Listing:

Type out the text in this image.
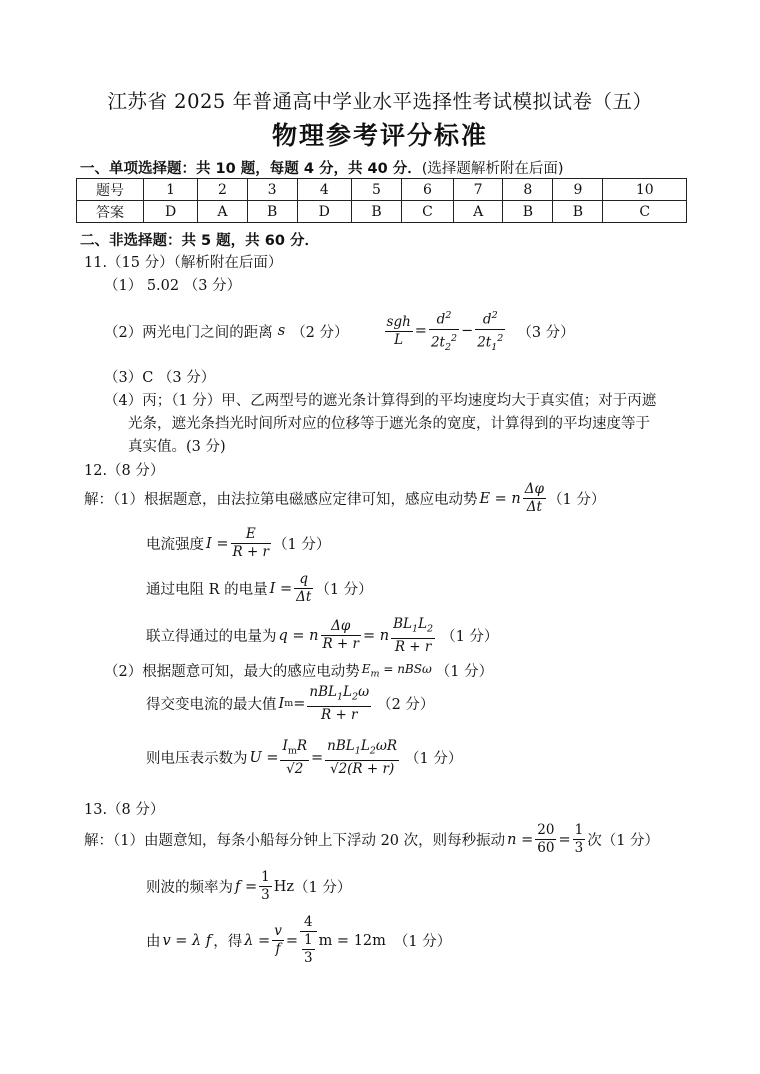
江苏省 2025 年普通高中学业水平选择性考试模拟试卷（五）
物理参考评分标准
一、单项选择题：共 10 题，每题 4 分，共 40 分．(选择题解析附在后面)
题号	1	2	3	4	5	6	7	8	9	10
答案	D	A	B	D	B	C	A	B	B	C
二、非选择题：共 5 题，共 60 分．
11.（15 分）（解析附在后面）
（1） 5.02 （3 分）
（2）两光电门之间的距离 s （2 分）	$\frac{\text{sgh}}{L} = \frac{d^2}{2t_2^2} - \frac{d^2}{2t_1^2} (3$ 分）
（3）C （3 分）
（4）丙；（1 分）甲、乙两型号的遮光条计算得到的平均速度均大于真实值；对于丙遮
光条，遮光条挡光时间所对应的位移等于遮光条的宽度，计算得到的平均速度等于
真实值。(3 分)
12.（8 分）
解：（1）根据题意，由法拉第电磁感应定律可知，感应电动势 E = n $\frac{\Delta\varphi}{\Delta t} (1$ 分）
电流强度 $I = \frac{E}{R + r} (1$ 分）
通过电阻 R 的电量 $I = \frac{q}{\Delta t} (1$ 分）
联立得通过的电量为 q = n $\frac{\Delta\varphi}{R + r} = n \frac{BL_1L_2}{R + r} (1$ 分）
（2）根据题意可知，最大的感应电动势 $E_m = nBS\omega$ （1 分）
得交变电流的最大值 I $m = \frac{nBL_1L_2\omega}{R + r} (2$ 分）
则电压表示数为 $U = \frac{I_mR}{√2} = \frac{nBL_1L_2\omega R}{√2(R + r)} (1$ 分）
13.（8 分）
解：（1）由题意知，每条小船每分钟上下浮动 20 次，则每秒振动 $n = \frac{20}{60} = \frac{1}{3}$ 次（1 分）
则波的频率为 $f = \frac{1}{3}$ Hz （1 分）
由 v = λ f ，得 $\lambda = \frac{v}{f} = \frac{4}{\frac{1}{3}}$ m = 12m （1 分）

Exercise objective:
Scan the data above and copy every line with "varphi" in it.

Response to the exercise:
解：（1）根据题意，由法拉第电磁感应定律可知，感应电动势 E = n $\frac{\Delta\varphi}{\Delta t} (1$ 分）
联立得通过的电量为 q = n $\frac{\Delta\varphi}{R + r} = n \frac{BL_1L_2}{R + r} (1$ 分）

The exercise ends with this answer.